- [Task statement] In the entries below, count every line with the word "color". Return only the count.

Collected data
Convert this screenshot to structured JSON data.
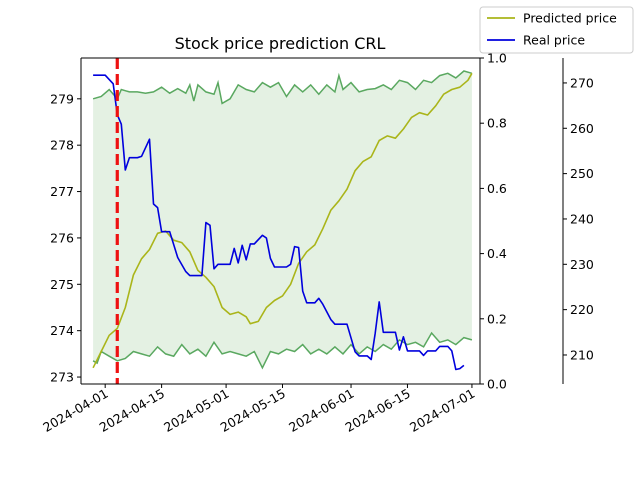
{
  "chart_data": {
    "type": "line",
    "title": "Stock price prediction CRL",
    "xlabel": "",
    "ylabel": "",
    "x_tick_labels": [
      "2024-04-01",
      "2024-04-15",
      "2024-05-01",
      "2024-05-15",
      "2024-06-01",
      "2024-06-15",
      "2024-07-01"
    ],
    "left_axis": {
      "ylim": [
        272.85,
        279.88
      ],
      "ticks": [
        273,
        274,
        275,
        276,
        277,
        278,
        279
      ]
    },
    "middle_axis": {
      "ylim": [
        0.0,
        1.0
      ],
      "ticks": [
        "0.0",
        "0.2",
        "0.4",
        "0.6",
        "0.8",
        "1.0"
      ]
    },
    "right_axis": {
      "ylim": [
        203.6,
        275.5
      ],
      "ticks": [
        210,
        220,
        230,
        240,
        250,
        260,
        270
      ]
    },
    "x_range": [
      "2024-03-26",
      "2024-07-03"
    ],
    "prediction_start": "2024-04-04",
    "band": {
      "color": "#5aa860",
      "fill": "#e4f1e3",
      "upper": [
        [
          "2024-03-29",
          279.0
        ],
        [
          "2024-03-31",
          279.05
        ],
        [
          "2024-04-02",
          279.2
        ],
        [
          "2024-04-04",
          279.0
        ],
        [
          "2024-04-05",
          279.2
        ],
        [
          "2024-04-07",
          279.15
        ],
        [
          "2024-04-09",
          279.15
        ],
        [
          "2024-04-11",
          279.12
        ],
        [
          "2024-04-13",
          279.15
        ],
        [
          "2024-04-15",
          279.25
        ],
        [
          "2024-04-17",
          279.12
        ],
        [
          "2024-04-19",
          279.22
        ],
        [
          "2024-04-21",
          279.12
        ],
        [
          "2024-04-22",
          279.3
        ],
        [
          "2024-04-23",
          278.95
        ],
        [
          "2024-04-24",
          279.3
        ],
        [
          "2024-04-26",
          279.15
        ],
        [
          "2024-04-28",
          279.1
        ],
        [
          "2024-04-29",
          279.35
        ],
        [
          "2024-04-30",
          278.9
        ],
        [
          "2024-05-02",
          279.0
        ],
        [
          "2024-05-04",
          279.3
        ],
        [
          "2024-05-06",
          279.2
        ],
        [
          "2024-05-08",
          279.15
        ],
        [
          "2024-05-10",
          279.35
        ],
        [
          "2024-05-12",
          279.25
        ],
        [
          "2024-05-14",
          279.35
        ],
        [
          "2024-05-16",
          279.05
        ],
        [
          "2024-05-18",
          279.3
        ],
        [
          "2024-05-20",
          279.15
        ],
        [
          "2024-05-22",
          279.3
        ],
        [
          "2024-05-24",
          279.1
        ],
        [
          "2024-05-26",
          279.3
        ],
        [
          "2024-05-28",
          279.15
        ],
        [
          "2024-05-29",
          279.5
        ],
        [
          "2024-05-30",
          279.2
        ],
        [
          "2024-06-01",
          279.35
        ],
        [
          "2024-06-03",
          279.15
        ],
        [
          "2024-06-05",
          279.2
        ],
        [
          "2024-06-07",
          279.22
        ],
        [
          "2024-06-09",
          279.3
        ],
        [
          "2024-06-11",
          279.2
        ],
        [
          "2024-06-13",
          279.4
        ],
        [
          "2024-06-15",
          279.35
        ],
        [
          "2024-06-17",
          279.2
        ],
        [
          "2024-06-19",
          279.4
        ],
        [
          "2024-06-21",
          279.35
        ],
        [
          "2024-06-23",
          279.5
        ],
        [
          "2024-06-25",
          279.55
        ],
        [
          "2024-06-27",
          279.45
        ],
        [
          "2024-06-29",
          279.6
        ],
        [
          "2024-07-01",
          279.55
        ]
      ],
      "lower": [
        [
          "2024-03-29",
          273.35
        ],
        [
          "2024-03-30",
          273.3
        ],
        [
          "2024-03-31",
          273.55
        ],
        [
          "2024-04-02",
          273.45
        ],
        [
          "2024-04-04",
          273.35
        ],
        [
          "2024-04-06",
          273.4
        ],
        [
          "2024-04-08",
          273.55
        ],
        [
          "2024-04-10",
          273.5
        ],
        [
          "2024-04-12",
          273.45
        ],
        [
          "2024-04-14",
          273.65
        ],
        [
          "2024-04-16",
          273.5
        ],
        [
          "2024-04-18",
          273.45
        ],
        [
          "2024-04-20",
          273.7
        ],
        [
          "2024-04-22",
          273.5
        ],
        [
          "2024-04-24",
          273.6
        ],
        [
          "2024-04-26",
          273.45
        ],
        [
          "2024-04-28",
          273.75
        ],
        [
          "2024-04-30",
          273.5
        ],
        [
          "2024-05-02",
          273.55
        ],
        [
          "2024-05-04",
          273.5
        ],
        [
          "2024-05-06",
          273.45
        ],
        [
          "2024-05-08",
          273.55
        ],
        [
          "2024-05-10",
          273.2
        ],
        [
          "2024-05-12",
          273.55
        ],
        [
          "2024-05-14",
          273.5
        ],
        [
          "2024-05-16",
          273.6
        ],
        [
          "2024-05-18",
          273.55
        ],
        [
          "2024-05-20",
          273.7
        ],
        [
          "2024-05-22",
          273.5
        ],
        [
          "2024-05-24",
          273.6
        ],
        [
          "2024-05-26",
          273.5
        ],
        [
          "2024-05-28",
          273.65
        ],
        [
          "2024-05-30",
          273.5
        ],
        [
          "2024-06-01",
          273.7
        ],
        [
          "2024-06-03",
          273.5
        ],
        [
          "2024-06-05",
          273.65
        ],
        [
          "2024-06-07",
          273.55
        ],
        [
          "2024-06-09",
          273.7
        ],
        [
          "2024-06-11",
          273.6
        ],
        [
          "2024-06-13",
          273.8
        ],
        [
          "2024-06-15",
          273.7
        ],
        [
          "2024-06-17",
          273.75
        ],
        [
          "2024-06-19",
          273.65
        ],
        [
          "2024-06-21",
          273.95
        ],
        [
          "2024-06-23",
          273.75
        ],
        [
          "2024-06-25",
          273.8
        ],
        [
          "2024-06-27",
          273.7
        ],
        [
          "2024-06-29",
          273.85
        ],
        [
          "2024-07-01",
          273.8
        ]
      ]
    },
    "series": [
      {
        "name": "Predicted price",
        "axis": "left",
        "color": "#aab51a",
        "points": [
          [
            "2024-03-29",
            273.2
          ],
          [
            "2024-03-31",
            273.55
          ],
          [
            "2024-04-02",
            273.9
          ],
          [
            "2024-04-04",
            274.05
          ],
          [
            "2024-04-06",
            274.5
          ],
          [
            "2024-04-08",
            275.2
          ],
          [
            "2024-04-10",
            275.55
          ],
          [
            "2024-04-12",
            275.75
          ],
          [
            "2024-04-14",
            276.1
          ],
          [
            "2024-04-16",
            276.15
          ],
          [
            "2024-04-18",
            275.95
          ],
          [
            "2024-04-20",
            275.9
          ],
          [
            "2024-04-22",
            275.7
          ],
          [
            "2024-04-24",
            275.3
          ],
          [
            "2024-04-26",
            275.15
          ],
          [
            "2024-04-28",
            274.95
          ],
          [
            "2024-04-30",
            274.5
          ],
          [
            "2024-05-02",
            274.35
          ],
          [
            "2024-05-04",
            274.4
          ],
          [
            "2024-05-06",
            274.3
          ],
          [
            "2024-05-07",
            274.15
          ],
          [
            "2024-05-09",
            274.2
          ],
          [
            "2024-05-11",
            274.5
          ],
          [
            "2024-05-13",
            274.65
          ],
          [
            "2024-05-15",
            274.75
          ],
          [
            "2024-05-17",
            275.0
          ],
          [
            "2024-05-19",
            275.45
          ],
          [
            "2024-05-21",
            275.7
          ],
          [
            "2024-05-23",
            275.85
          ],
          [
            "2024-05-25",
            276.2
          ],
          [
            "2024-05-27",
            276.6
          ],
          [
            "2024-05-29",
            276.8
          ],
          [
            "2024-05-31",
            277.05
          ],
          [
            "2024-06-02",
            277.45
          ],
          [
            "2024-06-04",
            277.65
          ],
          [
            "2024-06-06",
            277.75
          ],
          [
            "2024-06-08",
            278.1
          ],
          [
            "2024-06-10",
            278.2
          ],
          [
            "2024-06-12",
            278.15
          ],
          [
            "2024-06-14",
            278.35
          ],
          [
            "2024-06-16",
            278.6
          ],
          [
            "2024-06-18",
            278.7
          ],
          [
            "2024-06-20",
            278.65
          ],
          [
            "2024-06-22",
            278.85
          ],
          [
            "2024-06-24",
            279.1
          ],
          [
            "2024-06-26",
            279.2
          ],
          [
            "2024-06-28",
            279.25
          ],
          [
            "2024-06-30",
            279.4
          ],
          [
            "2024-07-01",
            279.55
          ]
        ]
      },
      {
        "name": "Real price",
        "axis": "right",
        "color": "#0000dd",
        "points": [
          [
            "2024-03-29",
            271.7
          ],
          [
            "2024-04-01",
            271.7
          ],
          [
            "2024-04-03",
            269.8
          ],
          [
            "2024-04-04",
            263.0
          ],
          [
            "2024-04-05",
            260.9
          ],
          [
            "2024-04-06",
            250.8
          ],
          [
            "2024-04-07",
            253.5
          ],
          [
            "2024-04-09",
            253.5
          ],
          [
            "2024-04-10",
            253.8
          ],
          [
            "2024-04-12",
            257.6
          ],
          [
            "2024-04-13",
            243.3
          ],
          [
            "2024-04-14",
            242.5
          ],
          [
            "2024-04-15",
            237.2
          ],
          [
            "2024-04-17",
            237.2
          ],
          [
            "2024-04-19",
            231.5
          ],
          [
            "2024-04-21",
            228.4
          ],
          [
            "2024-04-22",
            227.5
          ],
          [
            "2024-04-25",
            227.5
          ],
          [
            "2024-04-26",
            239.2
          ],
          [
            "2024-04-27",
            238.6
          ],
          [
            "2024-04-28",
            229.0
          ],
          [
            "2024-04-29",
            230.0
          ],
          [
            "2024-05-02",
            230.0
          ],
          [
            "2024-05-03",
            233.5
          ],
          [
            "2024-05-04",
            230.3
          ],
          [
            "2024-05-05",
            234.2
          ],
          [
            "2024-05-06",
            231.0
          ],
          [
            "2024-05-07",
            234.5
          ],
          [
            "2024-05-08",
            234.5
          ],
          [
            "2024-05-10",
            236.4
          ],
          [
            "2024-05-11",
            235.8
          ],
          [
            "2024-05-12",
            231.3
          ],
          [
            "2024-05-13",
            229.4
          ],
          [
            "2024-05-16",
            229.4
          ],
          [
            "2024-05-17",
            230.0
          ],
          [
            "2024-05-18",
            233.9
          ],
          [
            "2024-05-19",
            233.7
          ],
          [
            "2024-05-20",
            224.1
          ],
          [
            "2024-05-21",
            221.5
          ],
          [
            "2024-05-23",
            221.5
          ],
          [
            "2024-05-24",
            222.5
          ],
          [
            "2024-05-25",
            221.2
          ],
          [
            "2024-05-27",
            217.8
          ],
          [
            "2024-05-28",
            216.8
          ],
          [
            "2024-05-31",
            216.8
          ],
          [
            "2024-06-01",
            213.8
          ],
          [
            "2024-06-02",
            210.7
          ],
          [
            "2024-06-03",
            209.8
          ],
          [
            "2024-06-05",
            209.8
          ],
          [
            "2024-06-06",
            209.0
          ],
          [
            "2024-06-07",
            214.8
          ],
          [
            "2024-06-08",
            221.7
          ],
          [
            "2024-06-09",
            215.0
          ],
          [
            "2024-06-12",
            215.0
          ],
          [
            "2024-06-13",
            211.1
          ],
          [
            "2024-06-14",
            214.0
          ],
          [
            "2024-06-15",
            210.9
          ],
          [
            "2024-06-16",
            210.9
          ],
          [
            "2024-06-18",
            210.9
          ],
          [
            "2024-06-19",
            209.9
          ],
          [
            "2024-06-20",
            210.9
          ],
          [
            "2024-06-22",
            210.9
          ],
          [
            "2024-06-23",
            211.9
          ],
          [
            "2024-06-25",
            211.9
          ],
          [
            "2024-06-26",
            210.9
          ],
          [
            "2024-06-27",
            206.8
          ],
          [
            "2024-06-28",
            207.0
          ],
          [
            "2024-06-29",
            207.7
          ]
        ]
      }
    ],
    "legend": {
      "placement": "top-right",
      "entries": [
        "Predicted price",
        "Real price"
      ]
    },
    "grid": false
  }
}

- [Solution below] 3